◆ **TASK DESCRIPTION**
Show each line that has the string "JSON" in it.

[start THE DATA]

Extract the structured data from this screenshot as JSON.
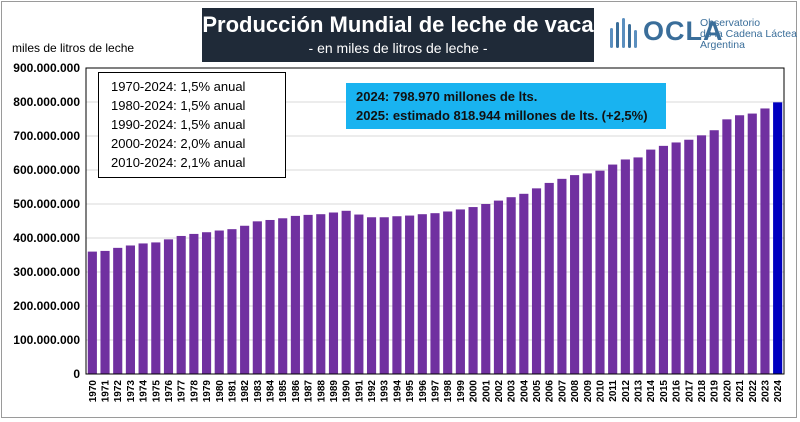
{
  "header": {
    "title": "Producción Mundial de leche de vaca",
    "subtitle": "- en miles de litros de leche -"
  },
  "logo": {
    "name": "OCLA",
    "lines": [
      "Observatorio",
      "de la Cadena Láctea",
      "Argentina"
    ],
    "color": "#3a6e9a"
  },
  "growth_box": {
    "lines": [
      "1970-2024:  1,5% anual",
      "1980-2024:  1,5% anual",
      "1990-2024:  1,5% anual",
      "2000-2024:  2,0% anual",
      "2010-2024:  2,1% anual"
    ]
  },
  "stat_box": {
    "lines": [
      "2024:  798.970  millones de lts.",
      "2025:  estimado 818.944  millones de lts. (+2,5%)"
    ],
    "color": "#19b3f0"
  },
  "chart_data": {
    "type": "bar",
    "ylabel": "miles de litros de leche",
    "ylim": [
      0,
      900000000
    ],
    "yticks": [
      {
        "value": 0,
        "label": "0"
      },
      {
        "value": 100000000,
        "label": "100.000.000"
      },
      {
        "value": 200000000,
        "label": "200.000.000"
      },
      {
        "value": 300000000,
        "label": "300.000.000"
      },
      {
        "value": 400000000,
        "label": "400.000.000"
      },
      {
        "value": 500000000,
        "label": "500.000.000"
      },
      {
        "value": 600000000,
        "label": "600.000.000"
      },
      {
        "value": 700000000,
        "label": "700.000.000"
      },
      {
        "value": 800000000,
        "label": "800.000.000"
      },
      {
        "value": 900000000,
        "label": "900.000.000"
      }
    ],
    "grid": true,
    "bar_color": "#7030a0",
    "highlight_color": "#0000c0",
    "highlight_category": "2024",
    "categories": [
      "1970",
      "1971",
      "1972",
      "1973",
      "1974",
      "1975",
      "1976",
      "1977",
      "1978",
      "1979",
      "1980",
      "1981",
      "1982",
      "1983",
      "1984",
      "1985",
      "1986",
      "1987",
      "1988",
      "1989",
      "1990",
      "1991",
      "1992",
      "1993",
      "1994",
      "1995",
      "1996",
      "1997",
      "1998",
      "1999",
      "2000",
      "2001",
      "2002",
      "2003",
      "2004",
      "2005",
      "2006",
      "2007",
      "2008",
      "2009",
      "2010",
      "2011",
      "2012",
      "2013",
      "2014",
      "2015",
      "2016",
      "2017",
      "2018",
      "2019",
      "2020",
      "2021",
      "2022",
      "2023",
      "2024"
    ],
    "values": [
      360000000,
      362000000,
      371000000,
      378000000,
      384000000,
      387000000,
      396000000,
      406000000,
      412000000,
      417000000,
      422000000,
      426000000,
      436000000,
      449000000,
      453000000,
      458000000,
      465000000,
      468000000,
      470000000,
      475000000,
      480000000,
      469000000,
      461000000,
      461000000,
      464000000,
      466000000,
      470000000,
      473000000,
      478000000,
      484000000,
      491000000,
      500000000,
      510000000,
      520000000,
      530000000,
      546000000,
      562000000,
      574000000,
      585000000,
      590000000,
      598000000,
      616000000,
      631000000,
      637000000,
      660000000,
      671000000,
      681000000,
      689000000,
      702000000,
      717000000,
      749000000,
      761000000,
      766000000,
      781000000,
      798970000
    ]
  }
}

[end THE DATA]
[start THE DATA]

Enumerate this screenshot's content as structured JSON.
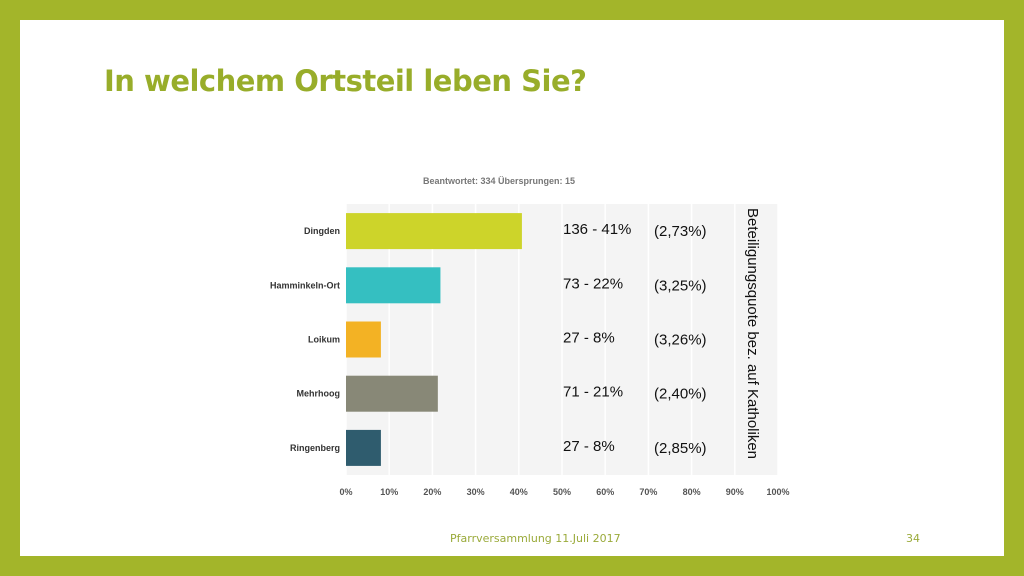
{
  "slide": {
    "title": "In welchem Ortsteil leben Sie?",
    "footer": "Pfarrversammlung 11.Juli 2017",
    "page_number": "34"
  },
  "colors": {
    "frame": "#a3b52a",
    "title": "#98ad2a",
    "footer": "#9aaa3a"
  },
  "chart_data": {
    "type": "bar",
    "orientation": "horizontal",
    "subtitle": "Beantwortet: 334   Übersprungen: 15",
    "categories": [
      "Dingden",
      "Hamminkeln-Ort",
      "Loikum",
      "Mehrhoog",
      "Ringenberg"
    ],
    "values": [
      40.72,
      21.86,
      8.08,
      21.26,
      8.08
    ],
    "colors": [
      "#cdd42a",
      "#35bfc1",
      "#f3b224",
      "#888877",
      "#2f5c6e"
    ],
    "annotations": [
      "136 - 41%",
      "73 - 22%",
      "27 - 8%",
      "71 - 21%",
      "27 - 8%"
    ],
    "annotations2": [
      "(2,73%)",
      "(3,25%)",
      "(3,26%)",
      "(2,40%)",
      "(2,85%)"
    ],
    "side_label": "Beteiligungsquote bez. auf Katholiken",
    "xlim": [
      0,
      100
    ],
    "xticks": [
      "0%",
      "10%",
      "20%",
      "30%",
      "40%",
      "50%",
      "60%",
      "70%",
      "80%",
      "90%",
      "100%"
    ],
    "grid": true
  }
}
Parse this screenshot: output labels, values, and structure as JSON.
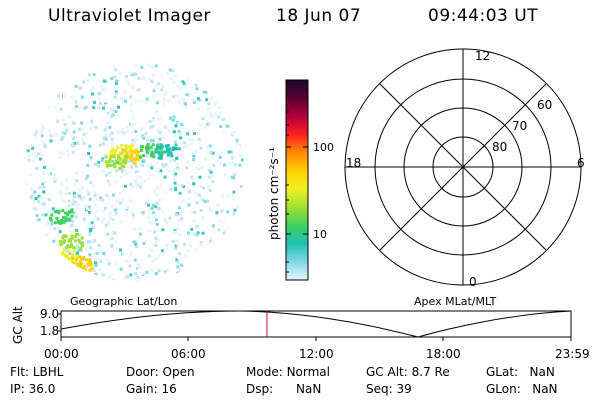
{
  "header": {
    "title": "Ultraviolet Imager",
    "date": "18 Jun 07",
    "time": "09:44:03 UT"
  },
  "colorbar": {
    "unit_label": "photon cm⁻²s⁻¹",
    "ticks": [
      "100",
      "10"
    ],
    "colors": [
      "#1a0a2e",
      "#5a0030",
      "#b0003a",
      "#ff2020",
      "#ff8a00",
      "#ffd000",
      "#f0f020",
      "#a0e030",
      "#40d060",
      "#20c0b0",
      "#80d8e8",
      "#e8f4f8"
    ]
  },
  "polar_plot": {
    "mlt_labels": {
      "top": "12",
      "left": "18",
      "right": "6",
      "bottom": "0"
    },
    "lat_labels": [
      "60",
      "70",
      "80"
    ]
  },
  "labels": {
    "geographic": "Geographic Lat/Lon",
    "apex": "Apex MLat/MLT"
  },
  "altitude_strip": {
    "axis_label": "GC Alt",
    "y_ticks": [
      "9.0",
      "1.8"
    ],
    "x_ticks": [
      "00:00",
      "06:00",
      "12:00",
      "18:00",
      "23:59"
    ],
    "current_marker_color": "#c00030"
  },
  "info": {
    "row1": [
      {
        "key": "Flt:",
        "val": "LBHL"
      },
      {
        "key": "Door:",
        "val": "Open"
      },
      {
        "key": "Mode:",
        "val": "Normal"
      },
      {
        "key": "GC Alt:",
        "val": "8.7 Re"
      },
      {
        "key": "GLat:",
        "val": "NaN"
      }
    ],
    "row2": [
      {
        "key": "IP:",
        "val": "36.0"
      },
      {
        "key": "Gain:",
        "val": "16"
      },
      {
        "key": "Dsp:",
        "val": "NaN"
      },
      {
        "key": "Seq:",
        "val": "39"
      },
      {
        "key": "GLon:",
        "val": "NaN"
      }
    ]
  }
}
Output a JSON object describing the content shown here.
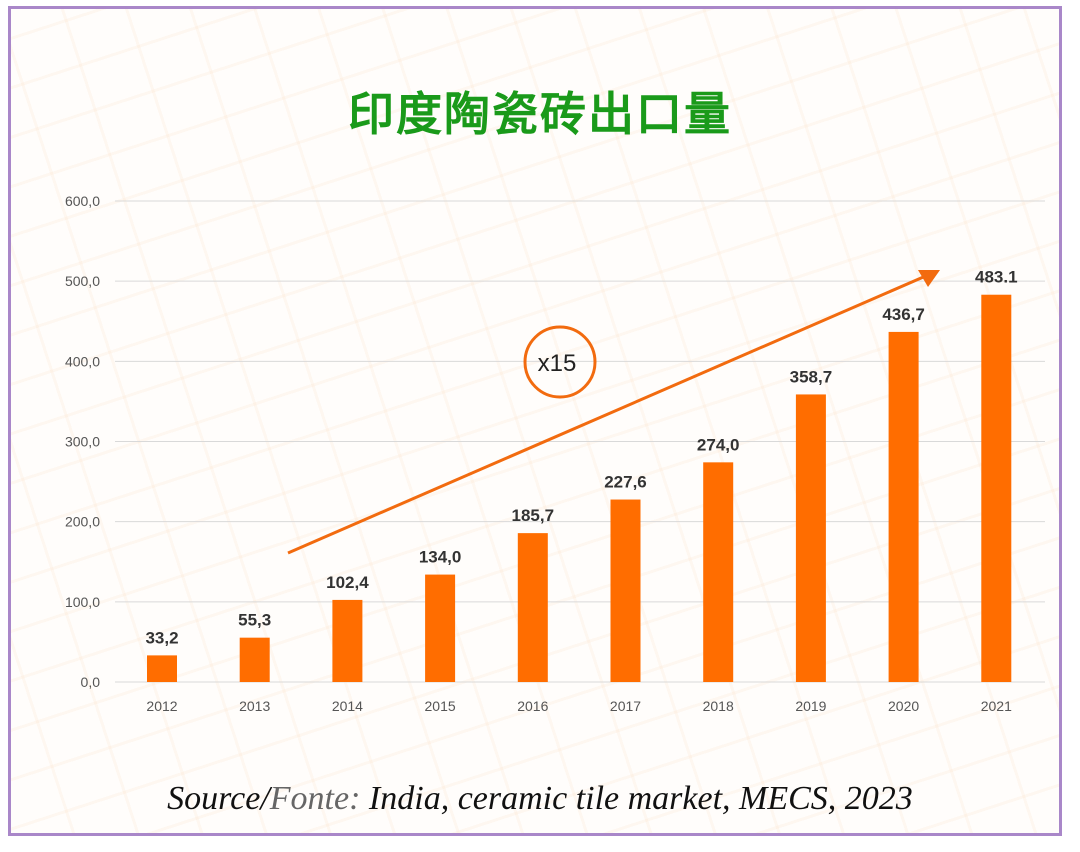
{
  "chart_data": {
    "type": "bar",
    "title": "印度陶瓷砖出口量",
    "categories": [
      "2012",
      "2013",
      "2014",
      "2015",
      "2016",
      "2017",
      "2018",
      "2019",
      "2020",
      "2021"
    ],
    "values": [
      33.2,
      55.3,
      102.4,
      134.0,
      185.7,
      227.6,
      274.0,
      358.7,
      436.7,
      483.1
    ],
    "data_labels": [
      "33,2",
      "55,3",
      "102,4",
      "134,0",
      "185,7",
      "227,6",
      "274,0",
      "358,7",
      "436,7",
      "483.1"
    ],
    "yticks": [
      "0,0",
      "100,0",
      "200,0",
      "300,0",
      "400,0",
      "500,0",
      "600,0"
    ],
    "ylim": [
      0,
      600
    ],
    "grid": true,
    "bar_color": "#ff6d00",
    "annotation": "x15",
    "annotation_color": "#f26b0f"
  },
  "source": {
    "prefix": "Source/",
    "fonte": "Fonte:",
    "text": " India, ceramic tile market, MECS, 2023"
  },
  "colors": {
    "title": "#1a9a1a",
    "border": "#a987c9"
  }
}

[end THE DATA]
[start THE DATA]

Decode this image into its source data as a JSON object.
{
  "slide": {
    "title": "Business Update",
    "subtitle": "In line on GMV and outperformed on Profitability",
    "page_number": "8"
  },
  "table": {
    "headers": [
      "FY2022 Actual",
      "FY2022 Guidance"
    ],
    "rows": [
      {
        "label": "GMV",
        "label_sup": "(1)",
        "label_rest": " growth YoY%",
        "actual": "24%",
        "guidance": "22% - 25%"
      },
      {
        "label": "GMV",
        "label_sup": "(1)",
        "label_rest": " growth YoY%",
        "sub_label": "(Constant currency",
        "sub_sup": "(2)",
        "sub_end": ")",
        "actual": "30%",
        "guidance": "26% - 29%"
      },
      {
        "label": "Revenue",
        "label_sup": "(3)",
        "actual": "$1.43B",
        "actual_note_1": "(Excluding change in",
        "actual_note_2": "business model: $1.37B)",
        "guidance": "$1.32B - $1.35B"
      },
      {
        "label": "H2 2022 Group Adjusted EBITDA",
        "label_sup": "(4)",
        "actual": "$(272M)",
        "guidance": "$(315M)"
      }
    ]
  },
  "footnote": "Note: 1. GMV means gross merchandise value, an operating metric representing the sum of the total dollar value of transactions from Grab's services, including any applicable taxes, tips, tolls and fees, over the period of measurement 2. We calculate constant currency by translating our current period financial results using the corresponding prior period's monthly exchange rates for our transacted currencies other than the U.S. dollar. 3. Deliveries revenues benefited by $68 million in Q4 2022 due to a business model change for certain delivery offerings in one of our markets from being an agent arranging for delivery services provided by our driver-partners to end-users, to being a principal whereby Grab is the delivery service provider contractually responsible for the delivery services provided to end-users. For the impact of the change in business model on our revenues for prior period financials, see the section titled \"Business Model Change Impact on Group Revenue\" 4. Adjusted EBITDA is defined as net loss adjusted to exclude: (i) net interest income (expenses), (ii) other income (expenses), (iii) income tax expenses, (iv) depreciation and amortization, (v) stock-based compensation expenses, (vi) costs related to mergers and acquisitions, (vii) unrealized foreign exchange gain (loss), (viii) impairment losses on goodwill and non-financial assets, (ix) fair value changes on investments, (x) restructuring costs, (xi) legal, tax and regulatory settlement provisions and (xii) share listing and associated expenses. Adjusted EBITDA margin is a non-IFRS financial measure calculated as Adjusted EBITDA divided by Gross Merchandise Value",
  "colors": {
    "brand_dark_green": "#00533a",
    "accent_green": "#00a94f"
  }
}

[end THE DATA]

◆ **THE SOLUTION**
Extract the structured data from this screenshot as JSON.
Enumerate this screenshot's content as structured JSON.
Parse this screenshot: output labels, values, and structure as JSON.
Output a JSON object describing the content shown here.
Decode this image into its source data as a JSON object.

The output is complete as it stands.